**Exercise brief**
Find the word "Бахмут" in the data. Return every line where it appears.

[Saved data entries]
######
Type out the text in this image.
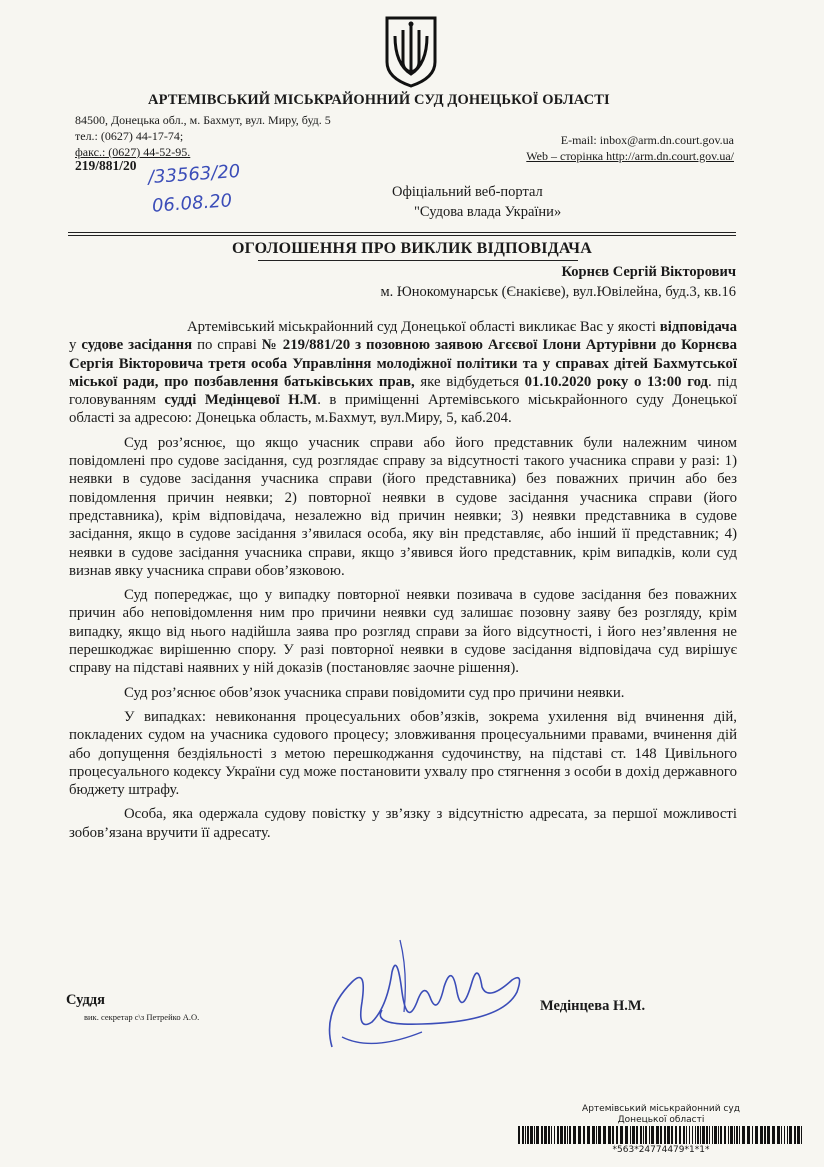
АРТЕМІВСЬКИЙ МІСЬКРАЙОННИЙ СУД ДОНЕЦЬКОЇ ОБЛАСТІ
84500, Донецька обл., м. Бахмут, вул. Миру, буд. 5
тел.: (0627) 44-17-74;
факс.: (0627) 44-52-95.
E-mail: inbox@arm.dn.court.gov.ua
Web – сторінка http://arm.dn.court.gov.ua/
219/881/20 /33563/20
06.08.20	Офіціальний веб-портал
"Судова влада України»
ОГОЛОШЕННЯ ПРО ВИКЛИК ВІДПОВІДАЧА
Корнєв Сергій Вікторович
м. Юнокомунарськ (Єнакієве), вул.Ювілейна, буд.3, кв.16

Артемівський міськрайонний суд Донецької області викликає Вас у якості відповідача у судове засідання по справі № 219/881/20 з позовною заявою Агєєвої Ілони Артурівни до Корнєва Сергія Вікторовича третя особа Управління молодіжної політики та у справах дітей Бахмутської міської ради, про позбавлення батьківських прав, яке відбудеться 01.10.2020 року о 13:00 год. під головуванням судді Медінцевої Н.М. в приміщенні Артемівського міськрайонного суду Донецької області за адресою: Донецька область, м.Бахмут, вул.Миру, 5, каб.204.

Суд роз’яснює, що якщо учасник справи або його представник були належним чином повідомлені про судове засідання, суд розглядає справу за відсутності такого учасника справи у разі: 1) неявки в судове засідання учасника справи (його представника) без поважних причин або без повідомлення причин неявки; 2) повторної неявки в судове засідання учасника справи (його представника), крім відповідача, незалежно від причин неявки; 3) неявки представника в судове засідання, якщо в судове засідання з’явилася особа, яку він представляє, або інший її представник; 4) неявки в судове засідання учасника справи, якщо з’явився його представник, крім випадків, коли суд визнав явку учасника справи обов’язковою.

Суд попереджає, що у випадку повторної неявки позивача в судове засідання без поважних причин або неповідомлення ним про причини неявки суд залишає позовну заяву без розгляду, крім випадку, якщо від нього надійшла заява про розгляд справи за його відсутності, і його нез’явлення не перешкоджає вирішенню спору. У разі повторної неявки в судове засідання відповідача суд вирішує справу на підставі наявних у ній доказів (постановляє заочне рішення).

Суд роз’яснює обов’язок учасника справи повідомити суд про причини неявки.

У випадках: невиконання процесуальних обов’язків, зокрема ухилення від вчинення дій, покладених судом на учасника судового процесу; зловживання процесуальними правами, вчинення дій або допущення бездіяльності з метою перешкоджання судочинству, на підставі ст. 148 Цивільного процесуального кодексу України суд може постановити ухвалу про стягнення з особи в дохід державного бюджету штрафу.

Особа, яка одержала судову повістку у зв’язку з відсутністю адресата, за першої можливості зобов’язана вручити її адресату.

Суддя
вик. секретар с\з Петрейко А.О.
Медінцева Н.М.
Артемівський міськрайонний суд
Донецької області
*563*24774479*1*1*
######
**Result of this exercise**
84500, Донецька обл., м. Бахмут, вул. Миру, буд. 5
Артемівський міськрайонний суд Донецької області викликає Вас у якості відповідача у судове засідання по справі № 219/881/20 з позовною заявою Агєєвої Ілони Артурівни до Корнєва Сергія Вікторовича третя особа Управління молодіжної політики та у справах дітей Бахмутської міської ради, про позбавлення батьківських прав, яке відбудеться 01.10.2020 року о 13:00 год. під головуванням судді Медінцевої Н.М. в приміщенні Артемівського міськрайонного суду Донецької області за адресою: Донецька область, м.Бахмут, вул.Миру, 5, каб.204.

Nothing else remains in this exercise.